Exercise prompt:
Check each line for the string "absorbed", then give only how many lines have it.

--- Given data ---

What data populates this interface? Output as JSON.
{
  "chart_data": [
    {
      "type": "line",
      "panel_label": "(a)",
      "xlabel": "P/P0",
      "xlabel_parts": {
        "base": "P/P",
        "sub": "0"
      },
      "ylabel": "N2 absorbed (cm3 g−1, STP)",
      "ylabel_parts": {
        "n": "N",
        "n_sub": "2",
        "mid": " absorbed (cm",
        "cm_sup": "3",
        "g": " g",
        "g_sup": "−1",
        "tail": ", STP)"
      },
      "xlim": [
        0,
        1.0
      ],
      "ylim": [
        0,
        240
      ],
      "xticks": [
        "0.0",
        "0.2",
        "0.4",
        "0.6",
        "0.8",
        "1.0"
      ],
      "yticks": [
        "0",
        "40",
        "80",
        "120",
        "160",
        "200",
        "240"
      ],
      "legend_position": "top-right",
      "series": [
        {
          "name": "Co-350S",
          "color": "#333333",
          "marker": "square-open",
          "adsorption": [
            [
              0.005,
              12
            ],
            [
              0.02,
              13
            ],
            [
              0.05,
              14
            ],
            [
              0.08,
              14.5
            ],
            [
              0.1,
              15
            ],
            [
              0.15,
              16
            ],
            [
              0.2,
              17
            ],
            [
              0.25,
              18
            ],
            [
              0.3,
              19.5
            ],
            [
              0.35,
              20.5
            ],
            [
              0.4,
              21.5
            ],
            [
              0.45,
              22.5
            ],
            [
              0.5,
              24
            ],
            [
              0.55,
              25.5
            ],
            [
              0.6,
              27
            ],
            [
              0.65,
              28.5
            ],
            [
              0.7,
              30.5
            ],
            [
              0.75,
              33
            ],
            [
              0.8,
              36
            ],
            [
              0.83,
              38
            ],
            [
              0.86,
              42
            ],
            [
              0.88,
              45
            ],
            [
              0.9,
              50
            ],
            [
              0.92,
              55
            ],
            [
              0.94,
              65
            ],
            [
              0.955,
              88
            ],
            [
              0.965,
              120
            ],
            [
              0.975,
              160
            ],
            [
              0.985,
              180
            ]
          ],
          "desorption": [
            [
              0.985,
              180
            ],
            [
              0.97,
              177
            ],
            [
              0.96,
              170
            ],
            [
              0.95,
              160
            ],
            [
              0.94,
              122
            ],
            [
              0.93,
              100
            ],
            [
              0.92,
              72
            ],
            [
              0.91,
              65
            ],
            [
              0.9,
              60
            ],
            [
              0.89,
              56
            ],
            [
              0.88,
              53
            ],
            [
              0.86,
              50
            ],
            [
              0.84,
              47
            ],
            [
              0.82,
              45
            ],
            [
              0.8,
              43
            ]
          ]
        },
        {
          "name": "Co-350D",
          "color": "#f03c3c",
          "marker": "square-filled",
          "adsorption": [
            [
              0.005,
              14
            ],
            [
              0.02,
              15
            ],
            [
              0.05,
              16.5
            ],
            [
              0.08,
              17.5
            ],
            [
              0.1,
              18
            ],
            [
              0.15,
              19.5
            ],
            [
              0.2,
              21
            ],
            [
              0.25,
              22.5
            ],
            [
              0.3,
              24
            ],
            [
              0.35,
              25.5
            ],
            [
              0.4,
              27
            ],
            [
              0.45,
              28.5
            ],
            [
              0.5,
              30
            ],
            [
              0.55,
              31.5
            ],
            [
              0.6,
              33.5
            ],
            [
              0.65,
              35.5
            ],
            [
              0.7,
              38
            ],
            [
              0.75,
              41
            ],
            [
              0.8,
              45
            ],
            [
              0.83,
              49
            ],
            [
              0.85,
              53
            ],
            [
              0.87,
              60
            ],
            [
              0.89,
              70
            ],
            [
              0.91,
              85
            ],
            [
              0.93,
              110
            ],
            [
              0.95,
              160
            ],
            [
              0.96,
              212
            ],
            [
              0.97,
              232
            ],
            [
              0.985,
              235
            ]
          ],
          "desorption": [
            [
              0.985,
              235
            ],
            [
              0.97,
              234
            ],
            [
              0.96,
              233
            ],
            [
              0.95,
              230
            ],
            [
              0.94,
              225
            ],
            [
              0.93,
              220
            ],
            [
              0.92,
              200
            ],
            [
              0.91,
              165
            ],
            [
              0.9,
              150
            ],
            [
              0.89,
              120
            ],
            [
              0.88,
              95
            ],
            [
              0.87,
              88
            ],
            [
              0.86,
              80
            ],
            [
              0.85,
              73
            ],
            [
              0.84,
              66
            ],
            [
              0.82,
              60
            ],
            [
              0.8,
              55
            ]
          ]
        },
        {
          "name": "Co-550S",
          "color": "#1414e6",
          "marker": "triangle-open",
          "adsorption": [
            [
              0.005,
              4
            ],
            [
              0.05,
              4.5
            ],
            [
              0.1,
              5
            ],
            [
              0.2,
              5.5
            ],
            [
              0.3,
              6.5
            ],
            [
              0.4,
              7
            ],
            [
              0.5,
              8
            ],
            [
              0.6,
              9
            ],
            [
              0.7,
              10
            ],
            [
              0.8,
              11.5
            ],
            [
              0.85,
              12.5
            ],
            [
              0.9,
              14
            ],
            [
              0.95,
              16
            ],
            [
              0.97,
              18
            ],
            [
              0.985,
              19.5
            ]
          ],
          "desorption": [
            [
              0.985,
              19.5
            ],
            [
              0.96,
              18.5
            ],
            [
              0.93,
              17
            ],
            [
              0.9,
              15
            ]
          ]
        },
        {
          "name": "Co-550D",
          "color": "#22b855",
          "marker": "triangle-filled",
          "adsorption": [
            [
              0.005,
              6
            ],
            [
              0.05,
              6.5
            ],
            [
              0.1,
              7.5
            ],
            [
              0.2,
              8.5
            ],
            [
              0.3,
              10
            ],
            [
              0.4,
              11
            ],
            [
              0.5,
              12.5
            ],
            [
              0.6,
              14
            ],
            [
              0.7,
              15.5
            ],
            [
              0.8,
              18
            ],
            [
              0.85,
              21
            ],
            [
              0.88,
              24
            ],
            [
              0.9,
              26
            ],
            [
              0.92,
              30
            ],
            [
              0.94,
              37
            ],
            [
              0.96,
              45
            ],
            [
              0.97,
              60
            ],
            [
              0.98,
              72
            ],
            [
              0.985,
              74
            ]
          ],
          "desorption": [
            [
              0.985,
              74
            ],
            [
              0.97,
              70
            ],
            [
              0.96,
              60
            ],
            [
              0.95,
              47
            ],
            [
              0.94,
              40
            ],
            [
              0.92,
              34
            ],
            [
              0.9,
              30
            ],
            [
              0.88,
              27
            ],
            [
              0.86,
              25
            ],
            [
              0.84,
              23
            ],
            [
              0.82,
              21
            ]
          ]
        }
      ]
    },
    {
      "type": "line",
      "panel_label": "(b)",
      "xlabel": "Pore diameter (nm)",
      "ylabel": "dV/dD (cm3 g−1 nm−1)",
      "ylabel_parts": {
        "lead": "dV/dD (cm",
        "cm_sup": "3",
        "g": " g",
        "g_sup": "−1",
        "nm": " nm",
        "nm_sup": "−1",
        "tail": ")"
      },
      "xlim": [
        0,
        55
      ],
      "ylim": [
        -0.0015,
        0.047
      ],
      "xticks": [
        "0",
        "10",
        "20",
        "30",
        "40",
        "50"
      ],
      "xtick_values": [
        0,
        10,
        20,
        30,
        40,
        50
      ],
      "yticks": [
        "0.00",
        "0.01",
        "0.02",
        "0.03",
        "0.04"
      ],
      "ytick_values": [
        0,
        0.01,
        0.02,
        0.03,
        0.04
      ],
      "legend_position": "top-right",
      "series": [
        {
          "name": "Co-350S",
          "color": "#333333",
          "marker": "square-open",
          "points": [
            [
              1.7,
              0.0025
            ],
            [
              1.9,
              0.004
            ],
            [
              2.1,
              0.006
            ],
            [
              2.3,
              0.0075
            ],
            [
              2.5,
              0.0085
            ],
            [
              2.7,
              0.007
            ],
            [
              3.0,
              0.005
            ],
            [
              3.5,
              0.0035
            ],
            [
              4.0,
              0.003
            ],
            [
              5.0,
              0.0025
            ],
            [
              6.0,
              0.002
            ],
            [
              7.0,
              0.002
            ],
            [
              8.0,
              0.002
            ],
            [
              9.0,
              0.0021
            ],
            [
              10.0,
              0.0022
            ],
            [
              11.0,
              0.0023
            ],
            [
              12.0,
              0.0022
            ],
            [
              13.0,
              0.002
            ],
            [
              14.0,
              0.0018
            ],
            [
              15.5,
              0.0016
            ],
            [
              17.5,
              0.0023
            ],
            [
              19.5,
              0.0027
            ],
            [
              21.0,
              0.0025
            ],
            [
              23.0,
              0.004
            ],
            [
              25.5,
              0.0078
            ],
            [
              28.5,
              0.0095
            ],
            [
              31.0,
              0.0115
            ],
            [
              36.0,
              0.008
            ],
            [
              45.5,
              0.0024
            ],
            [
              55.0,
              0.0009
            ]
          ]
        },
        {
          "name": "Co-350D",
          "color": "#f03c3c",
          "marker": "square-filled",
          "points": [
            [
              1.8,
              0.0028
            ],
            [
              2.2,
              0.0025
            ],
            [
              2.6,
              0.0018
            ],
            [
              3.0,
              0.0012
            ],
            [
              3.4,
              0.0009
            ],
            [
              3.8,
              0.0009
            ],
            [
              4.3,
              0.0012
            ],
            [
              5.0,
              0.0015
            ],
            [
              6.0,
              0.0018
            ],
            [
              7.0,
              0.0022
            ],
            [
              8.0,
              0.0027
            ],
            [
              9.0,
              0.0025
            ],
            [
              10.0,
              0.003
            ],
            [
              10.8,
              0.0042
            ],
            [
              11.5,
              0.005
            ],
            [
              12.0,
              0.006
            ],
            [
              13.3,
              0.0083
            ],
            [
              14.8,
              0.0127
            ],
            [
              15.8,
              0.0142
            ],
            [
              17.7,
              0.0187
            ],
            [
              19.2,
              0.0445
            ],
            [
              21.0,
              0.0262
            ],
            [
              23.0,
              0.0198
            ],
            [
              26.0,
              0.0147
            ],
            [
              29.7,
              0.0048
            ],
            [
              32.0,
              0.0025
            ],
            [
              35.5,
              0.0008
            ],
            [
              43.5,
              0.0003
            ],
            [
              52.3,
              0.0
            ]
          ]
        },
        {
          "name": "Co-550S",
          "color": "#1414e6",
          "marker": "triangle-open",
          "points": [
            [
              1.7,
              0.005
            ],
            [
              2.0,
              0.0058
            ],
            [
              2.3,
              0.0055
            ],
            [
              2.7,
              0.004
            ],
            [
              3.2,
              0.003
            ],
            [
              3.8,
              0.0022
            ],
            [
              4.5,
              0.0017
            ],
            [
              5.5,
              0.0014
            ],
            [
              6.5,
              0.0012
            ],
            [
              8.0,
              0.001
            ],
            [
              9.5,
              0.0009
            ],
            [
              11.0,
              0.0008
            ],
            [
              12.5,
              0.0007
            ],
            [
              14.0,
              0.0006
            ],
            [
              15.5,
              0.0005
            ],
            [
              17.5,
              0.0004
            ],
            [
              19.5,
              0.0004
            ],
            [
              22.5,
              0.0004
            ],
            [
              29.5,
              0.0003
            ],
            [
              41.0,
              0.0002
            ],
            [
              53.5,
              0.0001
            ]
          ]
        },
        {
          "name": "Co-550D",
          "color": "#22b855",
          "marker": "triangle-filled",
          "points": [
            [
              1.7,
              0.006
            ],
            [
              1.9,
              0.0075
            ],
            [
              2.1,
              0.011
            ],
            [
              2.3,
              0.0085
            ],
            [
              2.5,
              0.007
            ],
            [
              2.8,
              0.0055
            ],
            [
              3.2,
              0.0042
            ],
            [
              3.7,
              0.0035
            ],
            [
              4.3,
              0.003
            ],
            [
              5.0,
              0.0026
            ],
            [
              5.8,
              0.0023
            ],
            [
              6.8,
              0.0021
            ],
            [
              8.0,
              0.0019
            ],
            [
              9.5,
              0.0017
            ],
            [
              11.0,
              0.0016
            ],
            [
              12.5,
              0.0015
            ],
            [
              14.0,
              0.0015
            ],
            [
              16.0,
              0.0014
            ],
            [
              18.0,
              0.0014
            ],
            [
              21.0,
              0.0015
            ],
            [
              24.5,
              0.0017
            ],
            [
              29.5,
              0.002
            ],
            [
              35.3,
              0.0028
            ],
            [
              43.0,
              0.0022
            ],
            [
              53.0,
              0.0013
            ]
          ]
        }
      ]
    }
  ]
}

---

Exercise response:
2